Collected data:
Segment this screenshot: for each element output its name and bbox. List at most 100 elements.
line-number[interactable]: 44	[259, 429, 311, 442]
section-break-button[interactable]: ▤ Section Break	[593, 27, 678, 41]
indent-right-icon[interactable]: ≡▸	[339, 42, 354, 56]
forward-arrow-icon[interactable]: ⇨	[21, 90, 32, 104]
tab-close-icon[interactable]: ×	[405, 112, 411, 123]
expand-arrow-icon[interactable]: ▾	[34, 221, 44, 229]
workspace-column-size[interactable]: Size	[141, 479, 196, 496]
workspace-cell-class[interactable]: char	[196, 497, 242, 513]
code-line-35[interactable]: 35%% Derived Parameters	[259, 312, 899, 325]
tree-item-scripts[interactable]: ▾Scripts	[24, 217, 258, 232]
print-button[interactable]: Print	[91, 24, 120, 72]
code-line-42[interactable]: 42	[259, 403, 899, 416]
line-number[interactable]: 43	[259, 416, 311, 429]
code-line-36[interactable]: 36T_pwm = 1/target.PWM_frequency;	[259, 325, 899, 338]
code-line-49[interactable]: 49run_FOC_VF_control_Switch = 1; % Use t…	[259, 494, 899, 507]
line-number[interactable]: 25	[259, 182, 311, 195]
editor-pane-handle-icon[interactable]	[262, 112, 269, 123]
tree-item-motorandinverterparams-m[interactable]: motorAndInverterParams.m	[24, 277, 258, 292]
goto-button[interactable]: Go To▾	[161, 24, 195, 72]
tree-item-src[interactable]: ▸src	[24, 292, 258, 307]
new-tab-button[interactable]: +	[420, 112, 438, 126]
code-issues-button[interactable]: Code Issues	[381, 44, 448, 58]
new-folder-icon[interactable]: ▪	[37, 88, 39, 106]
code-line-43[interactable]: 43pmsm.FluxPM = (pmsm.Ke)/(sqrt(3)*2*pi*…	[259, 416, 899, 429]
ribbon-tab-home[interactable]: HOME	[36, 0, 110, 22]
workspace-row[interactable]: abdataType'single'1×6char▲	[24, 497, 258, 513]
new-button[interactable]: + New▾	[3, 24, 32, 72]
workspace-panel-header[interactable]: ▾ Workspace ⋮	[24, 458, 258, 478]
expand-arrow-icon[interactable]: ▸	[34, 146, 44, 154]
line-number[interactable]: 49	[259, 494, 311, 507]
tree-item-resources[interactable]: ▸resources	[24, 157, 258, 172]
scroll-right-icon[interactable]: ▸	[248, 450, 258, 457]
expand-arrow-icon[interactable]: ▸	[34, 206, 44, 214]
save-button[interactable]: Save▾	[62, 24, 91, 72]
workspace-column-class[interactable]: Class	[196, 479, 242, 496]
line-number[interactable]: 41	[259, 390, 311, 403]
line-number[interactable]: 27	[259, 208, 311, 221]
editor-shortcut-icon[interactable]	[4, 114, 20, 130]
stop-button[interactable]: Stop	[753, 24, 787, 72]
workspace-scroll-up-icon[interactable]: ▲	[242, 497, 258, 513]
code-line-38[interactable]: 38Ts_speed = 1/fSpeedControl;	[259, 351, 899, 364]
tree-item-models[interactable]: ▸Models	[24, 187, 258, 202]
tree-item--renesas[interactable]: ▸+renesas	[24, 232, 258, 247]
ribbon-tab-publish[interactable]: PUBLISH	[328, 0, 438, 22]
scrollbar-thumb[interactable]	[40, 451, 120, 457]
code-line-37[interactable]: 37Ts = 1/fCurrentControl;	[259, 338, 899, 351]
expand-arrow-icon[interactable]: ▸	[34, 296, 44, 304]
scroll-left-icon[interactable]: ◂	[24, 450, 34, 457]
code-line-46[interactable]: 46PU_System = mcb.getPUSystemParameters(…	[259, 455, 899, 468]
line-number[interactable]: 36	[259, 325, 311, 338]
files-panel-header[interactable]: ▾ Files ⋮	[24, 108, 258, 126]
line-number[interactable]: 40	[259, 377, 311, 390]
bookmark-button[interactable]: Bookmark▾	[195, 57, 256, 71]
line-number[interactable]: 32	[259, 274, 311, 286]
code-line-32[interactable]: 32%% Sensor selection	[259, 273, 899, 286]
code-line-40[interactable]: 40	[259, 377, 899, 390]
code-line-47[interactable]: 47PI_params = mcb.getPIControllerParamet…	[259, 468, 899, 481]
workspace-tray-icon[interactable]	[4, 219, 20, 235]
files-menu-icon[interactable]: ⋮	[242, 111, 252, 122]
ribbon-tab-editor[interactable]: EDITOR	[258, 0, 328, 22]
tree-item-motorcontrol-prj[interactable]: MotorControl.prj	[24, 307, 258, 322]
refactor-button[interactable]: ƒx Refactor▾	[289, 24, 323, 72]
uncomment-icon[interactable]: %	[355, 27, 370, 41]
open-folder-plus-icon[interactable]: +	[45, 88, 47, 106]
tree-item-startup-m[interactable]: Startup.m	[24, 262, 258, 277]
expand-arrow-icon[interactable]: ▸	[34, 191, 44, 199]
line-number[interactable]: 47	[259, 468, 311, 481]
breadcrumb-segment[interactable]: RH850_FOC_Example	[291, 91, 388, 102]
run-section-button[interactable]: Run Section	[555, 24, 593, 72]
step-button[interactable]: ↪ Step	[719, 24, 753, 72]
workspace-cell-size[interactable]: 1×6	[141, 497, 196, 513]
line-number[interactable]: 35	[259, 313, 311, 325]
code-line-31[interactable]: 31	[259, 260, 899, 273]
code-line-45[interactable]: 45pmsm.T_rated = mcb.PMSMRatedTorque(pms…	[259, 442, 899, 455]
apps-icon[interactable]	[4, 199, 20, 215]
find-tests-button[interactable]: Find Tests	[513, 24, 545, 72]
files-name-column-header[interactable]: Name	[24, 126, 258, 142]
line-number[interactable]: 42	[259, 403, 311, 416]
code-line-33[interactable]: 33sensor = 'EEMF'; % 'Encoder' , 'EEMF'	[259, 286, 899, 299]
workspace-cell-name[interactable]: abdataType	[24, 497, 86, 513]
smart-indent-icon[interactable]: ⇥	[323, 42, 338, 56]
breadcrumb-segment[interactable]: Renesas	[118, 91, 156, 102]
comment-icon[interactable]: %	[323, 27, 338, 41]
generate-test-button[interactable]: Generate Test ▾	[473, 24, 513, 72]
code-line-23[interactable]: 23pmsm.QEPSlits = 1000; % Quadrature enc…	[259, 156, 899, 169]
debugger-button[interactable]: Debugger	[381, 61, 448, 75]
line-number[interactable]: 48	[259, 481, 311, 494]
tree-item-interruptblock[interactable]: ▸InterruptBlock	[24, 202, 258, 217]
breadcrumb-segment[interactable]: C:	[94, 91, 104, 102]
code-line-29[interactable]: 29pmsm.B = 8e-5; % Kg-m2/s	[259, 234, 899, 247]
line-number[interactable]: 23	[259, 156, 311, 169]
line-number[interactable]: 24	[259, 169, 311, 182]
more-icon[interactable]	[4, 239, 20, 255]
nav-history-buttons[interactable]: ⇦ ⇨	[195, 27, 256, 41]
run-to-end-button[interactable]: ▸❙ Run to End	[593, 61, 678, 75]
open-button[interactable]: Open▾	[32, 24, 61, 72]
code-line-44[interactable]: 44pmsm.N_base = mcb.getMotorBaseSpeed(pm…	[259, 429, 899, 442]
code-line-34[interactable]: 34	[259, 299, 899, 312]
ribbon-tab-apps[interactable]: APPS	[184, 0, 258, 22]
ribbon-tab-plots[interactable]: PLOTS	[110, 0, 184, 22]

* EXERCISE DIRECTIONS *
Arrange the listing from its first line up to and including the line containing "42, 354, 56]" as a Markdown table with the columns Row and Line, leaving out any blank lines.

* PROBLEM SOLUTION *
| Row | Line |
|---|---|
| 1 | Segment this screenshot: for each element output its name and bbox. List at most 100 elements. |
| 2 | line-number[interactable]: 44	[259, 429, 311, 442] |
| 3 | section-break-button[interactable]: ▤ Section Break	[593, 27, 678, 41] |
| 4 | indent-right-icon[interactable]: ≡▸	[339, 42, 354, 56] |